**Your instructions:** Reproduce every line of the material below, but drop the pictures.

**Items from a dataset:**
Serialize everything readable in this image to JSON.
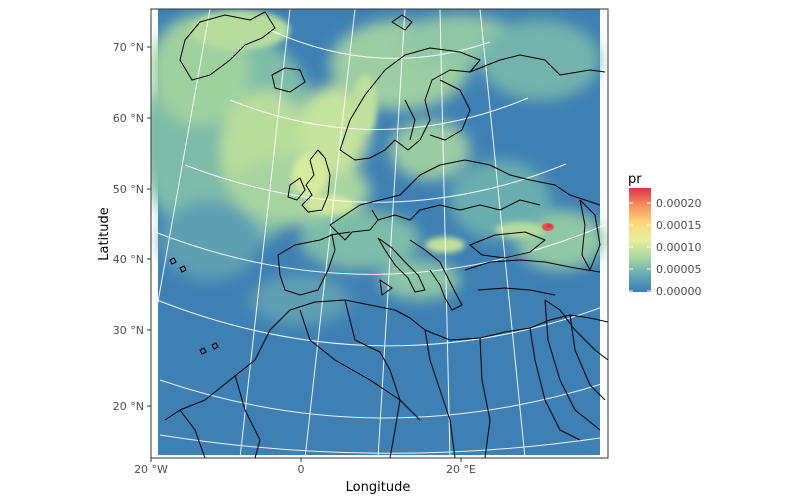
{
  "plot": {
    "xlabel": "Longitude",
    "ylabel": "Latitude",
    "x_ticks": [
      "20 °W",
      "0",
      "20 °E"
    ],
    "y_ticks": [
      "70 °N",
      "60 °N",
      "50 °N",
      "40 °N",
      "30 °N",
      "20 °N"
    ]
  },
  "legend": {
    "title": "pr",
    "labels": [
      "0.00020",
      "0.00015",
      "0.00010",
      "0.00005",
      "0.00000"
    ],
    "colors": [
      "#3a7db6",
      "#63a8b5",
      "#a8d5a0",
      "#e7ef9a",
      "#fbd57a",
      "#f78d5a",
      "#d8354a"
    ]
  },
  "colors": {
    "ocean_dry": "#3f80b4",
    "mid": "#70b3ac",
    "wet": "#c4e39c",
    "border": "#000000",
    "graticule": "#ffffff",
    "panel_border": "#333333"
  }
}
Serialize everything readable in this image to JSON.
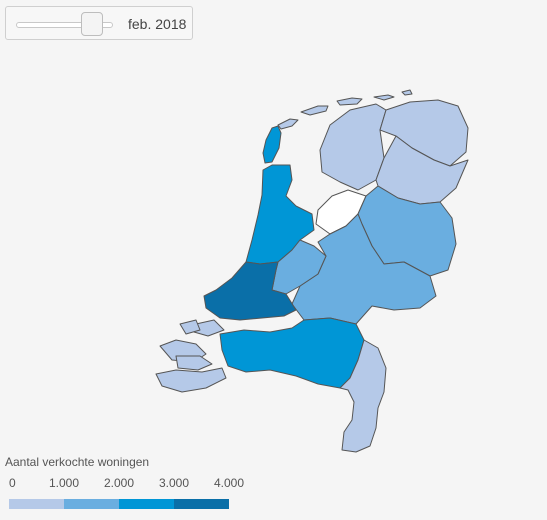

**Response to the task:**
Serialize everything readable in this image to JSON.
{
  "plot": {
    "xlabel": "Longitude",
    "ylabel": "Latitude",
    "x_ticks": [
      "20 °W",
      "0",
      "20 °E"
    ],
    "y_ticks": [
      "70 °N",
      "60 °N",
      "50 °N",
      "40 °N",
      "30 °N",
      "20 °N"
    ]
  },
  "legend": {
    "title": "pr",
    "labels": [
      "0.00020",
      "0.00015",
      "0.00010",
      "0.00005",
      "0.00000"
    ],
    "colors": [
      "#3a7db6",
      "#63a8b5",
      "#a8d5a0",
      "#e7ef9a",
      "#fbd57a",
      "#f78d5a",
      "#d8354a"
    ]
  },
  "colors": {
    "ocean_dry": "#3f80b4",
    "mid": "#70b3ac",
    "wet": "#c4e39c",
    "border": "#000000",
    "graticule": "#ffffff",
    "panel_border": "#333333"
  }
}
Serialize everything readable in this image to JSON.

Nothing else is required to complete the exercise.